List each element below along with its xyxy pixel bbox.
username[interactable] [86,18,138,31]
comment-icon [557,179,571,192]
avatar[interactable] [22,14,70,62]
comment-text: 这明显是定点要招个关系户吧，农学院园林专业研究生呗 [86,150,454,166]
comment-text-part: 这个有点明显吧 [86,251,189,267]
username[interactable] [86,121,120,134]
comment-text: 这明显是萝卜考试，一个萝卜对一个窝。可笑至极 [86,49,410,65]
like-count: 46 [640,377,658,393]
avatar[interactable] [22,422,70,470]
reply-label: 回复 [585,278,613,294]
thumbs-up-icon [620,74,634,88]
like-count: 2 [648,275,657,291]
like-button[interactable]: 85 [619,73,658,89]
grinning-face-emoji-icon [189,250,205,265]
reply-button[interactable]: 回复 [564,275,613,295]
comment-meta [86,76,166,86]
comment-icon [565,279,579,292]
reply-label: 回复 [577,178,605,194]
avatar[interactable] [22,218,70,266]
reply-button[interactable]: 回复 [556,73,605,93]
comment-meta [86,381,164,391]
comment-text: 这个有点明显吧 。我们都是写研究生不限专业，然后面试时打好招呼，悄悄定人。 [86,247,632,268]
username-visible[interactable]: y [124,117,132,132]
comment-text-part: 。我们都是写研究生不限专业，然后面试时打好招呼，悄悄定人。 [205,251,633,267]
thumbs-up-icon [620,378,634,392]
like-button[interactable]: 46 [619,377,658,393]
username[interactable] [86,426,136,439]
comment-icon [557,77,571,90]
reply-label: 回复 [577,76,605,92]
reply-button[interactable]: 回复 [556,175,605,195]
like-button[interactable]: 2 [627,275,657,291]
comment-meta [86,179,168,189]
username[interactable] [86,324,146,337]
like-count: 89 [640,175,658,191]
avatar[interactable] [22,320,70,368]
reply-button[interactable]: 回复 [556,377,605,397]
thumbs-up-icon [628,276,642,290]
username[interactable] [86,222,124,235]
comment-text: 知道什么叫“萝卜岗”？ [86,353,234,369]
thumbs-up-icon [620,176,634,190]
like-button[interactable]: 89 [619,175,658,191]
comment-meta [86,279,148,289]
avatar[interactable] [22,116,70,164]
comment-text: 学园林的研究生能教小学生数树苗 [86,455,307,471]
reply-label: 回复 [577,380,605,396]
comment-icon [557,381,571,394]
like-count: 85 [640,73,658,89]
=-=-=
TASK REQUIREMENTS: Extract every line from the entries above and reproduce each one unchanged.

THE REPLY:
List each element below along with its xyxy pixel bbox.
username[interactable] [86,18,138,31]
comment-icon [557,179,571,192]
avatar[interactable] [22,14,70,62]
comment-text: 这明显是定点要招个关系户吧，农学院园林专业研究生呗 [86,150,454,166]
comment-text-part: 这个有点明显吧 [86,251,189,267]
username[interactable] [86,121,120,134]
comment-text: 这明显是萝卜考试，一个萝卜对一个窝。可笑至极 [86,49,410,65]
like-count: 46 [640,377,658,393]
avatar[interactable] [22,422,70,470]
reply-label: 回复 [585,278,613,294]
thumbs-up-icon [620,74,634,88]
like-count: 2 [648,275,657,291]
like-button[interactable]: 85 [619,73,658,89]
grinning-face-emoji-icon [189,250,205,265]
reply-button[interactable]: 回复 [564,275,613,295]
comment-meta [86,76,166,86]
comment-icon [565,279,579,292]
reply-label: 回复 [577,178,605,194]
avatar[interactable] [22,218,70,266]
reply-button[interactable]: 回复 [556,73,605,93]
comment-meta [86,381,164,391]
comment-text: 这个有点明显吧 。我们都是写研究生不限专业，然后面试时打好招呼，悄悄定人。 [86,247,632,268]
username-visible[interactable]: y [124,117,132,132]
comment-text-part: 。我们都是写研究生不限专业，然后面试时打好招呼，悄悄定人。 [205,251,633,267]
thumbs-up-icon [620,378,634,392]
like-button[interactable]: 46 [619,377,658,393]
username[interactable] [86,426,136,439]
comment-icon [557,77,571,90]
reply-label: 回复 [577,76,605,92]
reply-button[interactable]: 回复 [556,175,605,195]
like-button[interactable]: 2 [627,275,657,291]
comment-meta [86,179,168,189]
username[interactable] [86,324,146,337]
like-count: 89 [640,175,658,191]
avatar[interactable] [22,320,70,368]
reply-button[interactable]: 回复 [556,377,605,397]
thumbs-up-icon [628,276,642,290]
username[interactable] [86,222,124,235]
comment-text: 知道什么叫“萝卜岗”？ [86,353,234,369]
thumbs-up-icon [620,176,634,190]
like-button[interactable]: 89 [619,175,658,191]
comment-meta [86,279,148,289]
avatar[interactable] [22,116,70,164]
comment-text: 学园林的研究生能教小学生数树苗 [86,455,307,471]
reply-label: 回复 [577,380,605,396]
comment-icon [557,381,571,394]
like-count: 85 [640,73,658,89]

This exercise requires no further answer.